◆ Directions:
Locate every line in the material below that has the word "label". Copy each of those lines.

◆ Exercise data:
(begin)
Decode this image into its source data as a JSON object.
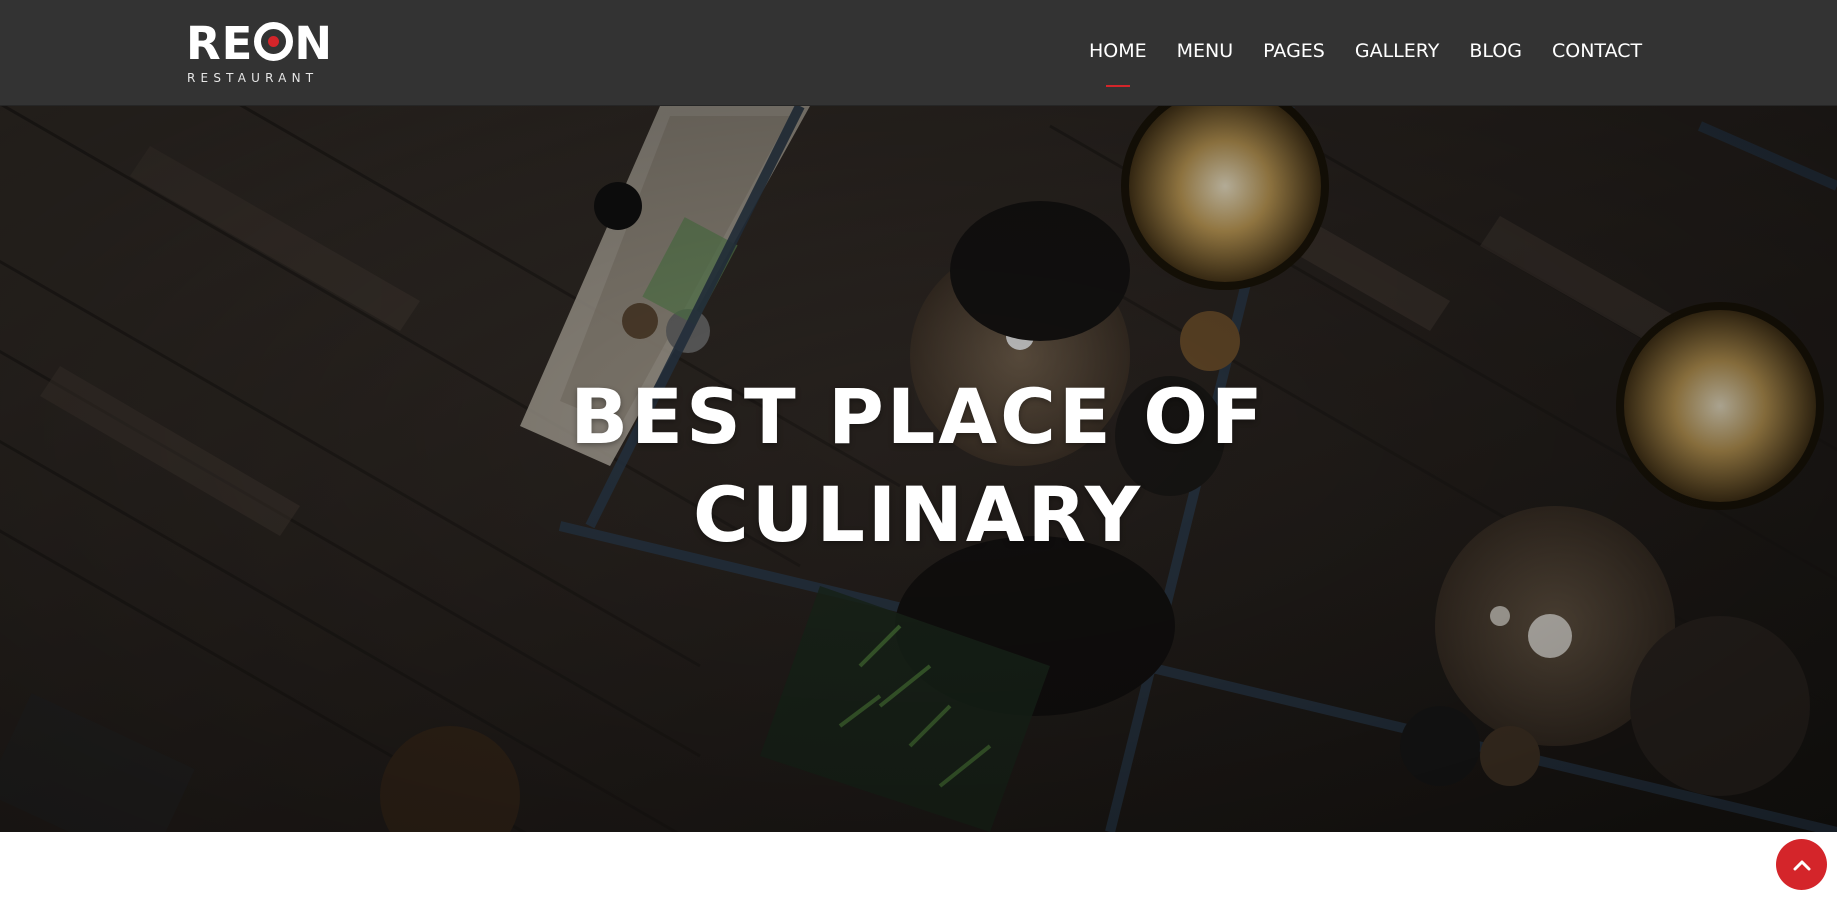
{
  "brand": {
    "name_left": "RE",
    "name_right": "N",
    "tagline": "RESTAURANT",
    "accent_color": "#d4252a"
  },
  "nav": {
    "items": [
      {
        "label": "HOME",
        "active": true
      },
      {
        "label": "MENU",
        "active": false
      },
      {
        "label": "PAGES",
        "active": false
      },
      {
        "label": "GALLERY",
        "active": false
      },
      {
        "label": "BLOG",
        "active": false
      },
      {
        "label": "CONTACT",
        "active": false
      }
    ]
  },
  "hero": {
    "title_line1": "BEST PLACE OF",
    "title_line2": "CULINARY"
  },
  "scroll_top": {
    "icon": "chevron-up-icon"
  }
}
(end)
◆ Answer in full:
        "label": "HOME",
        "label": "MENU",
        "label": "PAGES",
        "label": "GALLERY",
        "label": "BLOG",
        "label": "CONTACT",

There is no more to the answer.